> AIM
Report how many lines contain "Peas". Give the number and nothing else.

> ENTRIES

* start *

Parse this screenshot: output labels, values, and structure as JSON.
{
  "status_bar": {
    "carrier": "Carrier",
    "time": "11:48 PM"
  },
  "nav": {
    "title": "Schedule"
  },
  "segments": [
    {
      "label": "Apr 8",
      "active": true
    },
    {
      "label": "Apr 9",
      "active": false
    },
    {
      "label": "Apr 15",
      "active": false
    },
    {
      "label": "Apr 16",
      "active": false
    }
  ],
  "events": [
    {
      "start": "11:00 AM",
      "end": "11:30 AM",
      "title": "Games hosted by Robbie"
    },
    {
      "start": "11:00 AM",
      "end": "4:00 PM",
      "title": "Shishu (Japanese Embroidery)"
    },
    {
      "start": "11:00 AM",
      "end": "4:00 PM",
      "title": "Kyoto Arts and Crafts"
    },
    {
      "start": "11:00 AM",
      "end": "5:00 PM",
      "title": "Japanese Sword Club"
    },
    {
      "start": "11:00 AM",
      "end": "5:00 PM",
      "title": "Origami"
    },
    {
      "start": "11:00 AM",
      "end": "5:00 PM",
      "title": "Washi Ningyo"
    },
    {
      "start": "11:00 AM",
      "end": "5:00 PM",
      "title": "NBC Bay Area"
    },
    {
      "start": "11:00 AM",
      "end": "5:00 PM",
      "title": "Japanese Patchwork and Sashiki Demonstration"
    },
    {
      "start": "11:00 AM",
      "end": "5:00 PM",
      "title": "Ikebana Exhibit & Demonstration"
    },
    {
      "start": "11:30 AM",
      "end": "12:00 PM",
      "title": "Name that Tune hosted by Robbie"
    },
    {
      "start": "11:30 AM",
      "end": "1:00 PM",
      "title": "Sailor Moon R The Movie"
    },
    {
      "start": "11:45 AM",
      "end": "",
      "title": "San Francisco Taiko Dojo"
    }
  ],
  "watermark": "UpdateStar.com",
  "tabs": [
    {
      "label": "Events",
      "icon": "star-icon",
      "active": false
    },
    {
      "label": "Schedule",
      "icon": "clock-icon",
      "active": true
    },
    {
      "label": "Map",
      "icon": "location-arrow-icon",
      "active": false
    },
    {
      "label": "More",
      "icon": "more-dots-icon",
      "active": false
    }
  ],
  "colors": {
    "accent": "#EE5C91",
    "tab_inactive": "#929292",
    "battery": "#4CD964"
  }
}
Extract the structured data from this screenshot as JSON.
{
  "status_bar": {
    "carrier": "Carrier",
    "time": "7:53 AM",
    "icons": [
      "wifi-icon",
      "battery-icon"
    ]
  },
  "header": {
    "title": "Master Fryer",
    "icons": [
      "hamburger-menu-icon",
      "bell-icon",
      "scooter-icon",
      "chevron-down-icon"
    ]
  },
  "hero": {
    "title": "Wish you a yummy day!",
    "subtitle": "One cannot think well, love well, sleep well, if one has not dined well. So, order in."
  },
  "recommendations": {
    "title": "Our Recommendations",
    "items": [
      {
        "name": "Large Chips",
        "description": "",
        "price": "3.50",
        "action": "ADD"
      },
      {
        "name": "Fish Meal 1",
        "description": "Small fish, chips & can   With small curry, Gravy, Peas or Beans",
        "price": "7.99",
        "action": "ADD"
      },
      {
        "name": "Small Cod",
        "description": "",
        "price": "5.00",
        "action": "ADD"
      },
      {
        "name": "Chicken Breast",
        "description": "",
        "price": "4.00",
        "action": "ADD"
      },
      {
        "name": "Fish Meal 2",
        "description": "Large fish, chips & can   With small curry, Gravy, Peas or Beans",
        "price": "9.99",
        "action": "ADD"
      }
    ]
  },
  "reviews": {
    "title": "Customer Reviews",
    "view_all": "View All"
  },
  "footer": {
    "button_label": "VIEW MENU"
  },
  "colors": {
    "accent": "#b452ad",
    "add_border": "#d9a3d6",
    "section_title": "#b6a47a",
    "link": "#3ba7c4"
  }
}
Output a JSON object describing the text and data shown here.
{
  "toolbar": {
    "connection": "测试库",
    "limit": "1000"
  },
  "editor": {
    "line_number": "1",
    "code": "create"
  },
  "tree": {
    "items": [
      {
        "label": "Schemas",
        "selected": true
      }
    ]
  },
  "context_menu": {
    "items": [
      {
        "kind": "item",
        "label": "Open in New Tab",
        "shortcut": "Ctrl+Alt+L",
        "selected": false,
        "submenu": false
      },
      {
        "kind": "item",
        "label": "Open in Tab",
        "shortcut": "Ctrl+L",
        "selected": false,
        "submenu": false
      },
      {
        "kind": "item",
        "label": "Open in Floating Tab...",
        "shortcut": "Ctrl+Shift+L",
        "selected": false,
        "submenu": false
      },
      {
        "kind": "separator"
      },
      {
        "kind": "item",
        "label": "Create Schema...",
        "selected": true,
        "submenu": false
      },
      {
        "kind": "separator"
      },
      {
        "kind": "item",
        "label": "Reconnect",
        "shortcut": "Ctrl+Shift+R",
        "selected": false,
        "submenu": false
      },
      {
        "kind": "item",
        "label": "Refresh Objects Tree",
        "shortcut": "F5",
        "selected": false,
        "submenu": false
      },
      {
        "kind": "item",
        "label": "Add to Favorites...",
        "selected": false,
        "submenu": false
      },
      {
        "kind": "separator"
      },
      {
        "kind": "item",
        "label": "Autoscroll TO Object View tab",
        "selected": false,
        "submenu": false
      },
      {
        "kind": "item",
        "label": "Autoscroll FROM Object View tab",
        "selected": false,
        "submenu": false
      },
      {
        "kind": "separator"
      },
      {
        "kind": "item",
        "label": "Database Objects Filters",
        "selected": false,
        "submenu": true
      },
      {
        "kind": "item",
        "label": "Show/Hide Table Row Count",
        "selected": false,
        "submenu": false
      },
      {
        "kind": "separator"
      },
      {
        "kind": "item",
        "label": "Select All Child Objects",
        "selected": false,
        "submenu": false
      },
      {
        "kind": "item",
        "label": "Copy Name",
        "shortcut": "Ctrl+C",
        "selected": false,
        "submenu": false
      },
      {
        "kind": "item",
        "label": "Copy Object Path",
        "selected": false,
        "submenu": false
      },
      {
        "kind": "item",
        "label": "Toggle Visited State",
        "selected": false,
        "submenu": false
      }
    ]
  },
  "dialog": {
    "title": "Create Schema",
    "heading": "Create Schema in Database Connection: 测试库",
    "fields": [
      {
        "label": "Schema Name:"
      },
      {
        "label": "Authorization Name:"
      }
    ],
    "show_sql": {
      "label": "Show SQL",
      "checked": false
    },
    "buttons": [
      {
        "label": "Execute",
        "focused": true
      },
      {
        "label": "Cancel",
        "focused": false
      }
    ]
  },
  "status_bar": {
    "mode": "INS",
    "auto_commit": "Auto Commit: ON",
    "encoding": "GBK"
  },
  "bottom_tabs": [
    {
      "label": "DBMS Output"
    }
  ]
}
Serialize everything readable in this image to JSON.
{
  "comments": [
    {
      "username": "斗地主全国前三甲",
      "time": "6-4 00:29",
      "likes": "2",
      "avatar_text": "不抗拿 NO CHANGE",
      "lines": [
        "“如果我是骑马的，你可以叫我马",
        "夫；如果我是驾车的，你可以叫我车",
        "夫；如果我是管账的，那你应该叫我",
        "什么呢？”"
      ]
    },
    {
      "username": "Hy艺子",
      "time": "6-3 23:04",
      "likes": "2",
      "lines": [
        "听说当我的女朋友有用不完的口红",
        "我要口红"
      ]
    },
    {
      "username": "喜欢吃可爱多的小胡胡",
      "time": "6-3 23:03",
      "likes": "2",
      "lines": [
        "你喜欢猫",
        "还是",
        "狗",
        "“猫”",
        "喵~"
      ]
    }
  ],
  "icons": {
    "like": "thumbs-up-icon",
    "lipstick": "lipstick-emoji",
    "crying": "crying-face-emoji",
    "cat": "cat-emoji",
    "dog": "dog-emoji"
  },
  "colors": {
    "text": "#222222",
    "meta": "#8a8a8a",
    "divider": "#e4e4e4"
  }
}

* end *

> SOLUTION FOR THIS PROBLEM
2